Every record below should be written out exactly; pictures stay out.

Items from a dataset
************

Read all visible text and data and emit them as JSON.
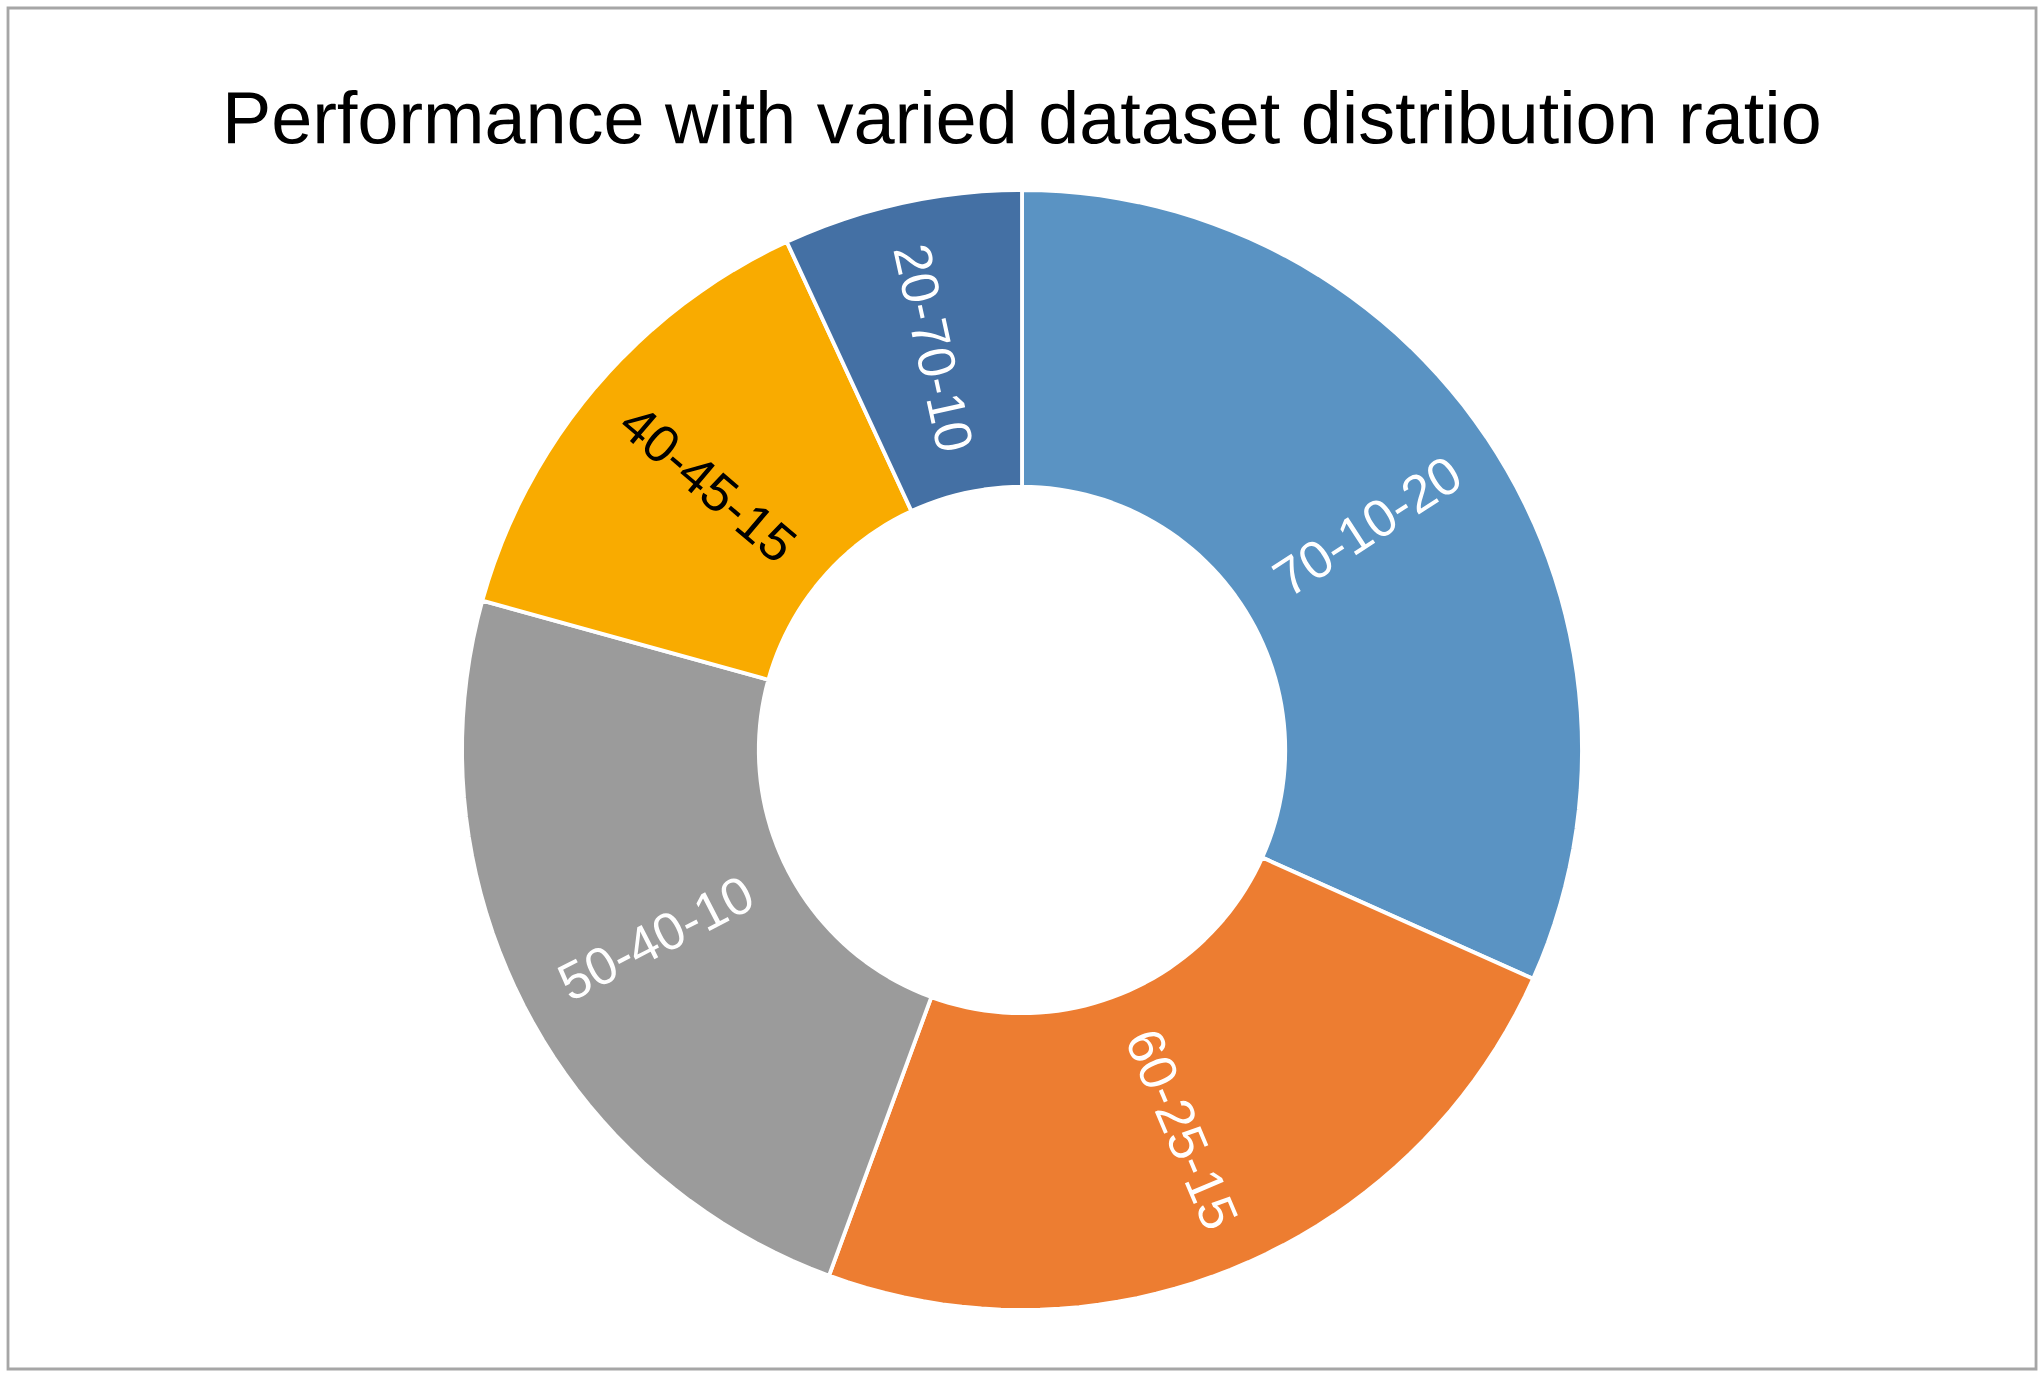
{
  "chart_data": {
    "type": "donut",
    "title": "Performance with varied dataset distribution ratio",
    "categories": [
      "70-10-20",
      "60-25-15",
      "50-40-10",
      "40-45-15",
      "20-70-10"
    ],
    "values": [
      31.7,
      23.9,
      23.7,
      13.8,
      6.9
    ],
    "colors": [
      "#5a93c3",
      "#ed7d31",
      "#9b9b9b",
      "#f9ab00",
      "#4470a4"
    ]
  }
}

************

RESULT FOR THIS TASK:
Read all visible text and data and emit them as JSON.
{
  "chart_data": {
    "type": "donut",
    "title": "Performance with varied dataset distribution ratio",
    "categories": [
      "70-10-20",
      "60-25-15",
      "50-40-10",
      "40-45-15",
      "20-70-10"
    ],
    "values": [
      31.7,
      23.9,
      23.7,
      13.8,
      6.9
    ],
    "colors": [
      "#5a93c3",
      "#ed7d31",
      "#9b9b9b",
      "#f9ab00",
      "#4470a4"
    ]
  }
}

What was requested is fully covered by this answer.